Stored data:

┌──

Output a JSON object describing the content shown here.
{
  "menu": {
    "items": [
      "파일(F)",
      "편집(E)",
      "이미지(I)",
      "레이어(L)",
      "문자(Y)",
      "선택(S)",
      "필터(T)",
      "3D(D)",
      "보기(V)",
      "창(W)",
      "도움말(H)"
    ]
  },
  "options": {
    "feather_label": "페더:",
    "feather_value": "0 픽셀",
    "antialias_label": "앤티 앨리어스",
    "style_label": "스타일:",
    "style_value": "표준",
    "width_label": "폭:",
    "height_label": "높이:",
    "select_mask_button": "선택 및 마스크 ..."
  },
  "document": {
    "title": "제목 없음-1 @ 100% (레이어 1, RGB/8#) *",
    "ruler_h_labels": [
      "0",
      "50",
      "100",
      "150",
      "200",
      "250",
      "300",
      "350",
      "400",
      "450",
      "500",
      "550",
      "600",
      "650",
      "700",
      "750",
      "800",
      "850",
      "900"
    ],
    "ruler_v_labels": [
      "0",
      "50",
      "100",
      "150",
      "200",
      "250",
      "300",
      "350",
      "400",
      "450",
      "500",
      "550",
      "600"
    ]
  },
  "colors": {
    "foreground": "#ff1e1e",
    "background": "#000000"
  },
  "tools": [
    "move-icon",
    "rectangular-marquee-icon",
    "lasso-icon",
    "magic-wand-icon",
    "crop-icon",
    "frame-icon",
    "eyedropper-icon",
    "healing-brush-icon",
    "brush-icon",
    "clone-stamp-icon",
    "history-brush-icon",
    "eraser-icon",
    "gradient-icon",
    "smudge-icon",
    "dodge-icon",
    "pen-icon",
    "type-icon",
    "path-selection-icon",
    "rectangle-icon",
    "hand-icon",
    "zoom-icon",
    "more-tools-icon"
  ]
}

└──

### Task directions
Give back all the data exactly as written.

### Finished answer
Output a JSON object describing the content shown here.
{
  "menu": {
    "items": [
      "파일(F)",
      "편집(E)",
      "이미지(I)",
      "레이어(L)",
      "문자(Y)",
      "선택(S)",
      "필터(T)",
      "3D(D)",
      "보기(V)",
      "창(W)",
      "도움말(H)"
    ]
  },
  "options": {
    "feather_label": "페더:",
    "feather_value": "0 픽셀",
    "antialias_label": "앤티 앨리어스",
    "style_label": "스타일:",
    "style_value": "표준",
    "width_label": "폭:",
    "height_label": "높이:",
    "select_mask_button": "선택 및 마스크 ..."
  },
  "document": {
    "title": "제목 없음-1 @ 100% (레이어 1, RGB/8#) *",
    "ruler_h_labels": [
      "0",
      "50",
      "100",
      "150",
      "200",
      "250",
      "300",
      "350",
      "400",
      "450",
      "500",
      "550",
      "600",
      "650",
      "700",
      "750",
      "800",
      "850",
      "900"
    ],
    "ruler_v_labels": [
      "0",
      "50",
      "100",
      "150",
      "200",
      "250",
      "300",
      "350",
      "400",
      "450",
      "500",
      "550",
      "600"
    ]
  },
  "colors": {
    "foreground": "#ff1e1e",
    "background": "#000000"
  },
  "tools": [
    "move-icon",
    "rectangular-marquee-icon",
    "lasso-icon",
    "magic-wand-icon",
    "crop-icon",
    "frame-icon",
    "eyedropper-icon",
    "healing-brush-icon",
    "brush-icon",
    "clone-stamp-icon",
    "history-brush-icon",
    "eraser-icon",
    "gradient-icon",
    "smudge-icon",
    "dodge-icon",
    "pen-icon",
    "type-icon",
    "path-selection-icon",
    "rectangle-icon",
    "hand-icon",
    "zoom-icon",
    "more-tools-icon"
  ]
}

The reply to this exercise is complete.